From the line that contains "Serialize everything readable" down to the last line of the data below, restate every line word for word, skipping any images.

┌─ SUPPLIED MATERIAL

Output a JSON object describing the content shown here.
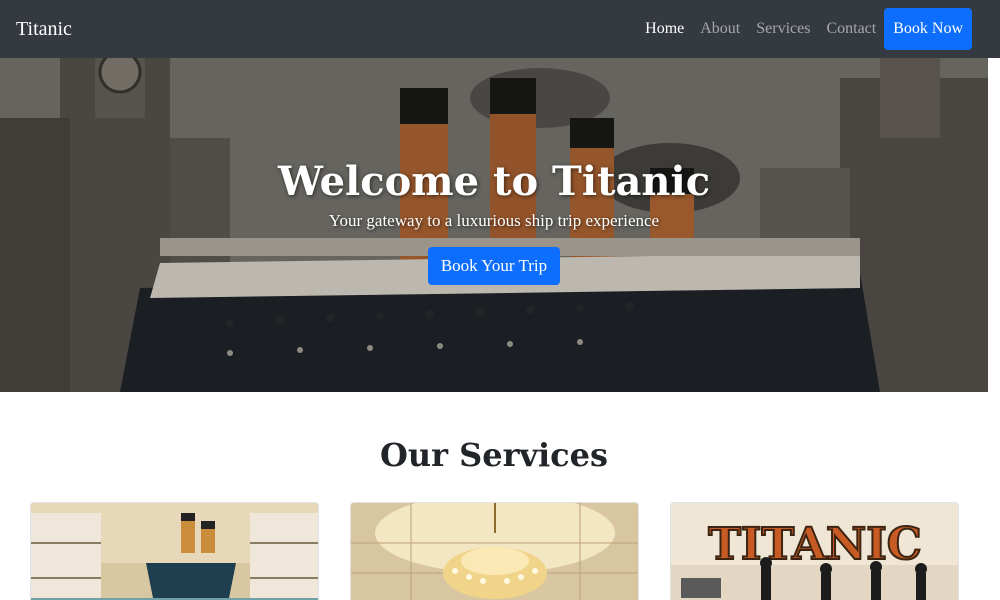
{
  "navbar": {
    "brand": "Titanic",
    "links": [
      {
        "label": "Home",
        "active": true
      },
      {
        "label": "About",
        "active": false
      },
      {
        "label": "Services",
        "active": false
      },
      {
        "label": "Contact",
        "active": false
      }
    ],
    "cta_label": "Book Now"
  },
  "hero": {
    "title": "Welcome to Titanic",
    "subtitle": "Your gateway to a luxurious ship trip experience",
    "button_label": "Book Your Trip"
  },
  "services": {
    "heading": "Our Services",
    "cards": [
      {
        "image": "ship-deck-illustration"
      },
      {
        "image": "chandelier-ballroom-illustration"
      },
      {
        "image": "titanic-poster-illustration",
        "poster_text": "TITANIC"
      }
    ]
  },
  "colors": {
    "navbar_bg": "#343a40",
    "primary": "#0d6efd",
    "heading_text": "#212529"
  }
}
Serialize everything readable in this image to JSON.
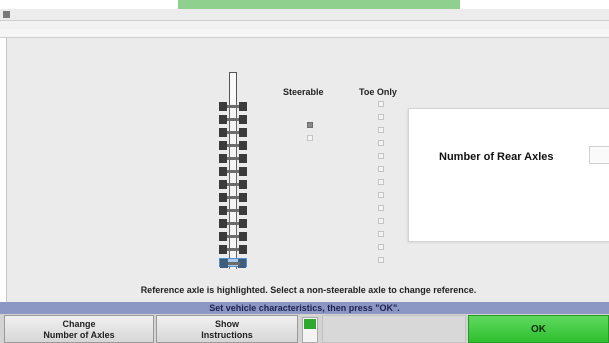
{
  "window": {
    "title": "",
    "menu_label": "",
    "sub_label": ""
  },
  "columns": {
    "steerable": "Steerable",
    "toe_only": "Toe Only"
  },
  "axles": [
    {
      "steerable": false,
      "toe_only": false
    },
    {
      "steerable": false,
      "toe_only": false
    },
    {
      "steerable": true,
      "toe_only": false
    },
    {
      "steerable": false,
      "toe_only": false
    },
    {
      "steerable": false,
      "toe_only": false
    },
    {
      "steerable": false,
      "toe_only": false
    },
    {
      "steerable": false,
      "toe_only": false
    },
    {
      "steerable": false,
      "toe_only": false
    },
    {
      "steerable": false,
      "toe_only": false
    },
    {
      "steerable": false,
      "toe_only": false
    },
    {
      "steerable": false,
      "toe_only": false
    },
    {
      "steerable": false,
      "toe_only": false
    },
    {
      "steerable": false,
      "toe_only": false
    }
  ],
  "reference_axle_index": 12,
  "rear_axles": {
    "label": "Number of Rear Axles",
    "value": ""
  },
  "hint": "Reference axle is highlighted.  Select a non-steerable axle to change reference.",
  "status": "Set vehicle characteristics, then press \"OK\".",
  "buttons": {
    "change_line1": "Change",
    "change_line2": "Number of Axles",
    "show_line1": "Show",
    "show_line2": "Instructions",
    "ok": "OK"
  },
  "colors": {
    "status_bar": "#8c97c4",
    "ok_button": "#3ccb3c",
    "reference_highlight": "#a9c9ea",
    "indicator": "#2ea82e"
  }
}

└─

TASK SOLUTION:
Serialize everything readable in this image to JSON.
{
  "window": {
    "title": "",
    "menu_label": "",
    "sub_label": ""
  },
  "columns": {
    "steerable": "Steerable",
    "toe_only": "Toe Only"
  },
  "axles": [
    {
      "steerable": false,
      "toe_only": false
    },
    {
      "steerable": false,
      "toe_only": false
    },
    {
      "steerable": true,
      "toe_only": false
    },
    {
      "steerable": false,
      "toe_only": false
    },
    {
      "steerable": false,
      "toe_only": false
    },
    {
      "steerable": false,
      "toe_only": false
    },
    {
      "steerable": false,
      "toe_only": false
    },
    {
      "steerable": false,
      "toe_only": false
    },
    {
      "steerable": false,
      "toe_only": false
    },
    {
      "steerable": false,
      "toe_only": false
    },
    {
      "steerable": false,
      "toe_only": false
    },
    {
      "steerable": false,
      "toe_only": false
    },
    {
      "steerable": false,
      "toe_only": false
    }
  ],
  "reference_axle_index": 12,
  "rear_axles": {
    "label": "Number of Rear Axles",
    "value": ""
  },
  "hint": "Reference axle is highlighted.  Select a non-steerable axle to change reference.",
  "status": "Set vehicle characteristics, then press \"OK\".",
  "buttons": {
    "change_line1": "Change",
    "change_line2": "Number of Axles",
    "show_line1": "Show",
    "show_line2": "Instructions",
    "ok": "OK"
  },
  "colors": {
    "status_bar": "#8c97c4",
    "ok_button": "#3ccb3c",
    "reference_highlight": "#a9c9ea",
    "indicator": "#2ea82e"
  }
}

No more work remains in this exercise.